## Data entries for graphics
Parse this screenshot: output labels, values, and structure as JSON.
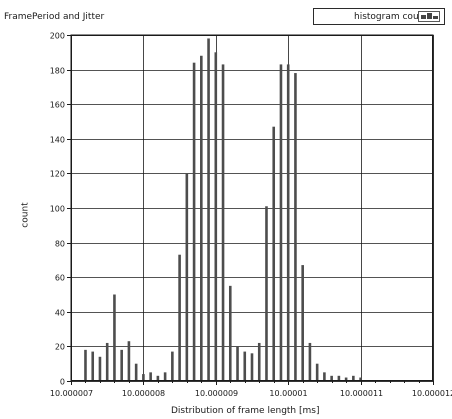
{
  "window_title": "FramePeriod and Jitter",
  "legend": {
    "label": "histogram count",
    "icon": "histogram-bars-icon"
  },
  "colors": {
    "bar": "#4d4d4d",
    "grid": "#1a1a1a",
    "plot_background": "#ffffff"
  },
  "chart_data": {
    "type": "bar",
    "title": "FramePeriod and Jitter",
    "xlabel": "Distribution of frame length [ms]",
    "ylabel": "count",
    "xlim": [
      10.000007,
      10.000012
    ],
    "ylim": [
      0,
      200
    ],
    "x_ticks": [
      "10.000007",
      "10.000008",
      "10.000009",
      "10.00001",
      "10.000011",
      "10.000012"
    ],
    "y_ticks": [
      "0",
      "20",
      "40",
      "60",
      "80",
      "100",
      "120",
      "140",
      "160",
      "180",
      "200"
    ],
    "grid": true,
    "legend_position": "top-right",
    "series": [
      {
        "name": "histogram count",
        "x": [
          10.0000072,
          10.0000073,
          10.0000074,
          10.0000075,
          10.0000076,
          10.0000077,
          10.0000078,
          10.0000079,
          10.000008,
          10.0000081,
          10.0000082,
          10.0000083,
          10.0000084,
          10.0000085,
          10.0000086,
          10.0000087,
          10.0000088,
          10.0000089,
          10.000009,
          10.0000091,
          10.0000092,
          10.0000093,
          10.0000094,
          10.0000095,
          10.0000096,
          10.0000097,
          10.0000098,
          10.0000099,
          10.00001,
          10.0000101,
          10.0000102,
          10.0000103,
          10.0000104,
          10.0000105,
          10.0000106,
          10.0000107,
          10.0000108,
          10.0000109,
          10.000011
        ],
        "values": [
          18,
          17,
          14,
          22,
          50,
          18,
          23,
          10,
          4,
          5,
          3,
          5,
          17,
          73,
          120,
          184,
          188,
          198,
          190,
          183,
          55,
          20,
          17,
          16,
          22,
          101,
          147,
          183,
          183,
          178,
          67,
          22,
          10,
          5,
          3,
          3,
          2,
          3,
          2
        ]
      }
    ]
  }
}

## Problem description
Pictures stay out of the copy; please restate every record above exactly.

## Written response
Parse this screenshot: output labels, values, and structure as JSON.
{
  "window_title": "FramePeriod and Jitter",
  "legend": {
    "label": "histogram count",
    "icon": "histogram-bars-icon"
  },
  "colors": {
    "bar": "#4d4d4d",
    "grid": "#1a1a1a",
    "plot_background": "#ffffff"
  },
  "chart_data": {
    "type": "bar",
    "title": "FramePeriod and Jitter",
    "xlabel": "Distribution of frame length [ms]",
    "ylabel": "count",
    "xlim": [
      10.000007,
      10.000012
    ],
    "ylim": [
      0,
      200
    ],
    "x_ticks": [
      "10.000007",
      "10.000008",
      "10.000009",
      "10.00001",
      "10.000011",
      "10.000012"
    ],
    "y_ticks": [
      "0",
      "20",
      "40",
      "60",
      "80",
      "100",
      "120",
      "140",
      "160",
      "180",
      "200"
    ],
    "grid": true,
    "legend_position": "top-right",
    "series": [
      {
        "name": "histogram count",
        "x": [
          10.0000072,
          10.0000073,
          10.0000074,
          10.0000075,
          10.0000076,
          10.0000077,
          10.0000078,
          10.0000079,
          10.000008,
          10.0000081,
          10.0000082,
          10.0000083,
          10.0000084,
          10.0000085,
          10.0000086,
          10.0000087,
          10.0000088,
          10.0000089,
          10.000009,
          10.0000091,
          10.0000092,
          10.0000093,
          10.0000094,
          10.0000095,
          10.0000096,
          10.0000097,
          10.0000098,
          10.0000099,
          10.00001,
          10.0000101,
          10.0000102,
          10.0000103,
          10.0000104,
          10.0000105,
          10.0000106,
          10.0000107,
          10.0000108,
          10.0000109,
          10.000011
        ],
        "values": [
          18,
          17,
          14,
          22,
          50,
          18,
          23,
          10,
          4,
          5,
          3,
          5,
          17,
          73,
          120,
          184,
          188,
          198,
          190,
          183,
          55,
          20,
          17,
          16,
          22,
          101,
          147,
          183,
          183,
          178,
          67,
          22,
          10,
          5,
          3,
          3,
          2,
          3,
          2
        ]
      }
    ]
  }
}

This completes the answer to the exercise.